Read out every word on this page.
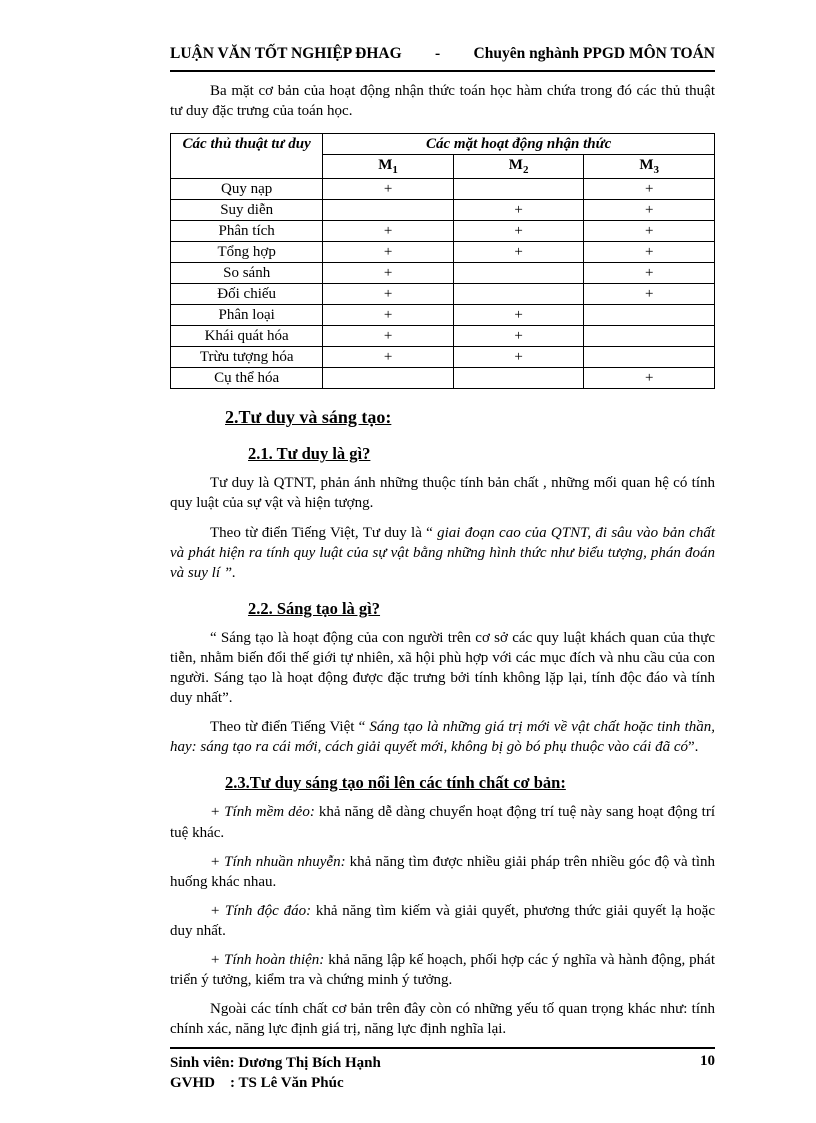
LUẬN VĂN TỐT NGHIỆP ĐHAG - Chuyên nghành PPGD MÔN TOÁN

Ba mặt cơ bản của hoạt động nhận thức toán học hàm chứa trong đó các thủ thuật tư duy đặc trưng của toán học.

Các thủ thuật tư duy	Các mặt hoạt động nhận thức		
	$M_1$	$M_2$	$M_3$
Quy nạp	+		+
Suy diễn		+	+
Phân tích	+	+	+
Tổng hợp	+	+	+
So sánh	+		+
Đối chiếu	+		+
Phân loại	+	+	
Khái quát hóa	+	+	
Trừu tượng hóa	+	+	
Cụ thể hóa			+
2.Tư duy và sáng tạo:
2.1. Tư duy là gì?

Tư duy là QTNT, phản ánh những thuộc tính bản chất , những mối quan hệ có tính quy luật của sự vật và hiện tượng.

Theo từ điển Tiếng Việt, Tư duy là “ giai đoạn cao của QTNT, đi sâu vào bản chất và phát hiện ra tính quy luật của sự vật bằng những hình thức như biểu tượng, phán đoán và suy lí ”.

2.2. Sáng tạo là gì?

“ Sáng tạo là hoạt động của con người trên cơ sở các quy luật khách quan của thực tiễn, nhằm biến đổi thế giới tự nhiên, xã hội phù hợp với các mục đích và nhu cầu của con người. Sáng tạo là hoạt động được đặc trưng bởi tính không lặp lại, tính độc đáo và tính duy nhất”.

Theo từ điển Tiếng Việt “ Sáng tạo là những giá trị mới về vật chất hoặc tinh thần, hay: sáng tạo ra cái mới, cách giải quyết mới, không bị gò bó phụ thuộc vào cái đã có”.

2.3.Tư duy sáng tạo nổi lên các tính chất cơ bản:

+ Tính mềm dẻo: khả năng dễ dàng chuyển hoạt động trí tuệ này sang hoạt động trí tuệ khác.

+ Tính nhuần nhuyễn: khả năng tìm được nhiều giải pháp trên nhiều góc độ và tình huống khác nhau.

+ Tính độc đáo: khả năng tìm kiếm và giải quyết, phương thức giải quyết lạ hoặc duy nhất.

+ Tính hoàn thiện: khả năng lập kế hoạch, phối hợp các ý nghĩa và hành động, phát triển ý tưởng, kiểm tra và chứng minh ý tưởng.

Ngoài các tính chất cơ bản trên đây còn có những yếu tố quan trọng khác như: tính chính xác, năng lực định giá trị, năng lực định nghĩa lại.

Sinh viên: Dương Thị Bích Hạnh
GVHD    : TS Lê Văn Phúc
10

# TASK REQUIREMENTS
Of the lines in this listing, how many contain "nhận"? Reply with the number and nothing more.

# THE SOLUTION
2